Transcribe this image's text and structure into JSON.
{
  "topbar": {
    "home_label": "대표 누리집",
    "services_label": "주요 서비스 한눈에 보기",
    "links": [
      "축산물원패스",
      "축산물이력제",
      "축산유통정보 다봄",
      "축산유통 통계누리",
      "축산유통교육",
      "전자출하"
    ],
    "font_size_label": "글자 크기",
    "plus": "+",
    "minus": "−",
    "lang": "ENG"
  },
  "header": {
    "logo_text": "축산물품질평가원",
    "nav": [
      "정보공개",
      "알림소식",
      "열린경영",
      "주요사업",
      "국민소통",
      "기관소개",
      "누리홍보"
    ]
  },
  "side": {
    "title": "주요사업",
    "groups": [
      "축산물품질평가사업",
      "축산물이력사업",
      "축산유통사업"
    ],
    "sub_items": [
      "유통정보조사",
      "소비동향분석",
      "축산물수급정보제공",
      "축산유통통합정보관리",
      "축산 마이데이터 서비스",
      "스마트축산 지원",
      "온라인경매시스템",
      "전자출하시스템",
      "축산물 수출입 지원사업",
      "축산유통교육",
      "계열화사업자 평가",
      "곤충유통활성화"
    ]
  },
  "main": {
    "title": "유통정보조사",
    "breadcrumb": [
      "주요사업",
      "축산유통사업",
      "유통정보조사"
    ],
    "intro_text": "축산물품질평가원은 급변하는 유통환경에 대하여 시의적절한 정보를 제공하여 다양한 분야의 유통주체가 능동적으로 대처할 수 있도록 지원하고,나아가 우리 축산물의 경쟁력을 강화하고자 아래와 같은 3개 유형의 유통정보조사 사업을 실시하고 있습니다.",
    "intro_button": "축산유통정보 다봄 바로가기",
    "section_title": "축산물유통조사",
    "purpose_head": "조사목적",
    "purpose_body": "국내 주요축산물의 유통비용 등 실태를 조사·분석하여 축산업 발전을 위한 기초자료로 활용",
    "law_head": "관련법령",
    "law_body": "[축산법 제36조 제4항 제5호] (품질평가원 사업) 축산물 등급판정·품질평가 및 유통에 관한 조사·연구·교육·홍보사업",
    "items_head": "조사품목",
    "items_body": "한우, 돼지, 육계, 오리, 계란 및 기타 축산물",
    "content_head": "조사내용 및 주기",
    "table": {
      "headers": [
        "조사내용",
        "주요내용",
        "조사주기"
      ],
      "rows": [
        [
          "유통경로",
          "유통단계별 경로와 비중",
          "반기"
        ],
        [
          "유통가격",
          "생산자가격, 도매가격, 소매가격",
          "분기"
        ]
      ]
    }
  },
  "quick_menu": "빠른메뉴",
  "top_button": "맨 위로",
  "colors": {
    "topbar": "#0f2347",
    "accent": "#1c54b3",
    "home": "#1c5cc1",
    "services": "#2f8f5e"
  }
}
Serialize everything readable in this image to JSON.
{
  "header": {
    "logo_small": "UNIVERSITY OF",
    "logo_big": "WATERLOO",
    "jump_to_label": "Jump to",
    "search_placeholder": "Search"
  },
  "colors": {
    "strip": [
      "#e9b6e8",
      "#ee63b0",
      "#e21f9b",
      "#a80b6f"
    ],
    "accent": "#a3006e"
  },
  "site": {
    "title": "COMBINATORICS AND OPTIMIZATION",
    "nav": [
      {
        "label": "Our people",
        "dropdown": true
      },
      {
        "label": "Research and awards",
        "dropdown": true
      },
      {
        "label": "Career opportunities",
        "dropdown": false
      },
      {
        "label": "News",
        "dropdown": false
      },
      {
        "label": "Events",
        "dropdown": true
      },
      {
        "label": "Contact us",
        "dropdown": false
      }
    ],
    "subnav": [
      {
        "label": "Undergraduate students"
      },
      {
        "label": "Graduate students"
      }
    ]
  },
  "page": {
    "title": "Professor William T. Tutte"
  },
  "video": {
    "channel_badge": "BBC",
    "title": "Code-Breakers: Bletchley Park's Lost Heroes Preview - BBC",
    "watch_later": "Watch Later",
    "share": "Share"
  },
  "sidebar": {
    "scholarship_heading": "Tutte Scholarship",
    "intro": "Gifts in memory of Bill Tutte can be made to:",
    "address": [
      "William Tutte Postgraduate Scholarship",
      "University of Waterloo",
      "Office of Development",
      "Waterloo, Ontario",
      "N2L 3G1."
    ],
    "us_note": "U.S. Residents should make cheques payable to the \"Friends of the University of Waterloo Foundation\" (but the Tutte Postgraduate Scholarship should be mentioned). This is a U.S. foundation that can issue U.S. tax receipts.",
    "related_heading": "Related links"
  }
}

§ **Requirements**
For the listing above, identify each line bearing "축산유통정보".

§ **Exercise output**
      "축산유통정보 다봄",
    "intro_button": "축산유통정보 다봄 바로가기",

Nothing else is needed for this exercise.